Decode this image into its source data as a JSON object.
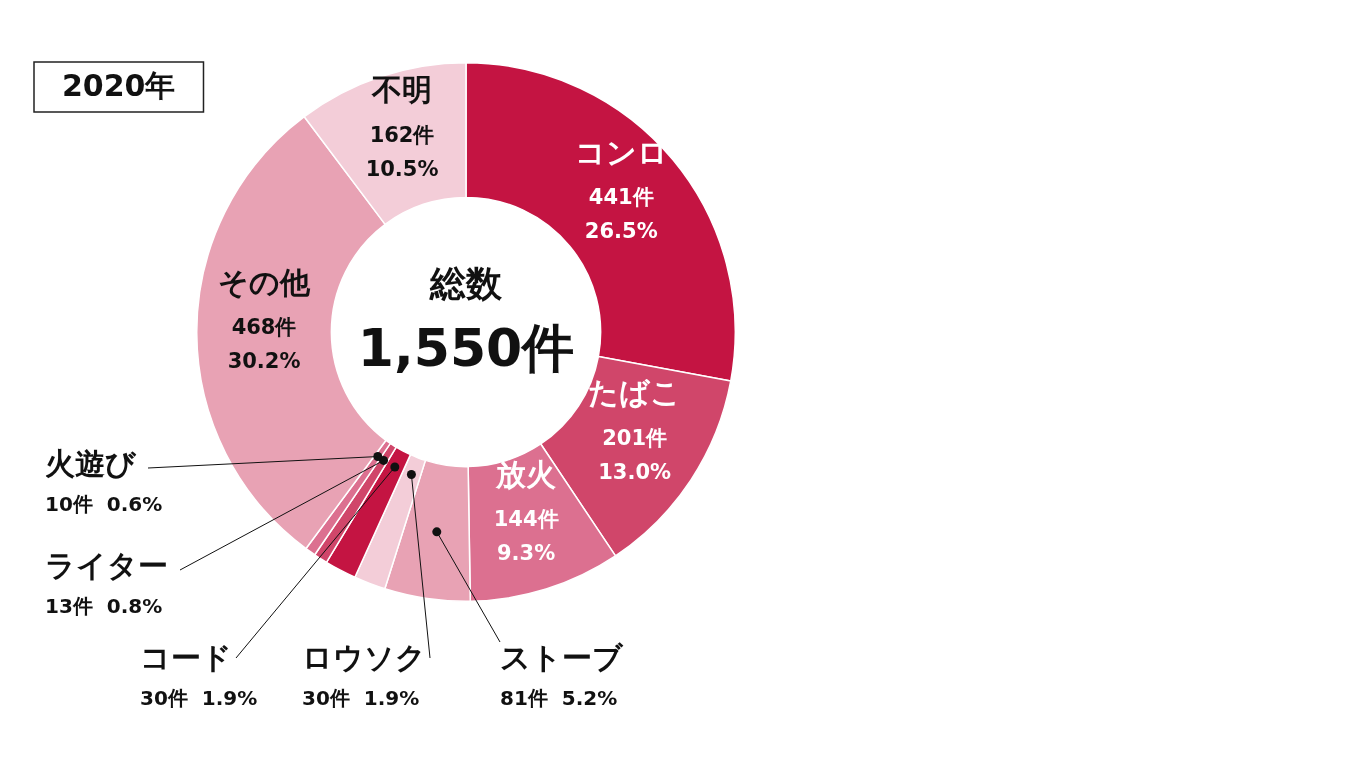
{
  "chart_data": {
    "type": "donut",
    "title": "2020年",
    "categories": [
      "コンロ",
      "たばこ",
      "放火",
      "ストーブ",
      "ロウソク",
      "コード",
      "ライター",
      "火遊び",
      "その他",
      "不明"
    ],
    "values": [
      441,
      201,
      144,
      81,
      30,
      30,
      13,
      10,
      468,
      162
    ],
    "colors": [
      "#c41442",
      "#d0466a",
      "#dc7090",
      "#e8a2b4",
      "#f3cdd8",
      "#c41442",
      "#d0466a",
      "#dc7090",
      "#e8a2b4",
      "#f3cdd8"
    ],
    "value_labels": [
      "441件 26.5%",
      "201件 13.0%",
      "144件 9.3%",
      "81件 5.2%",
      "30件 1.9%",
      "30件 1.9%",
      "13件 0.8%",
      "10件 0.6%",
      "468件 30.2%",
      "162件 10.5%"
    ],
    "annotations": [
      "総数",
      "1,550件"
    ],
    "legend": false
  }
}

■ ■ ■ ■ ■ ■ ■

Retype each line of the listing above word for word. Exclude the pictures.

Decode this image into its source data as a JSON object.
{
  "chart_data": {
    "type": "donut",
    "title": "2020年",
    "categories": [
      "コンロ",
      "たばこ",
      "放火",
      "ストーブ",
      "ロウソク",
      "コード",
      "ライター",
      "火遊び",
      "その他",
      "不明"
    ],
    "values": [
      441,
      201,
      144,
      81,
      30,
      30,
      13,
      10,
      468,
      162
    ],
    "colors": [
      "#c41442",
      "#d0466a",
      "#dc7090",
      "#e8a2b4",
      "#f3cdd8",
      "#c41442",
      "#d0466a",
      "#dc7090",
      "#e8a2b4",
      "#f3cdd8"
    ],
    "value_labels": [
      "441件 26.5%",
      "201件 13.0%",
      "144件 9.3%",
      "81件 5.2%",
      "30件 1.9%",
      "30件 1.9%",
      "13件 0.8%",
      "10件 0.6%",
      "468件 30.2%",
      "162件 10.5%"
    ],
    "annotations": [
      "総数",
      "1,550件"
    ],
    "legend": false
  }
}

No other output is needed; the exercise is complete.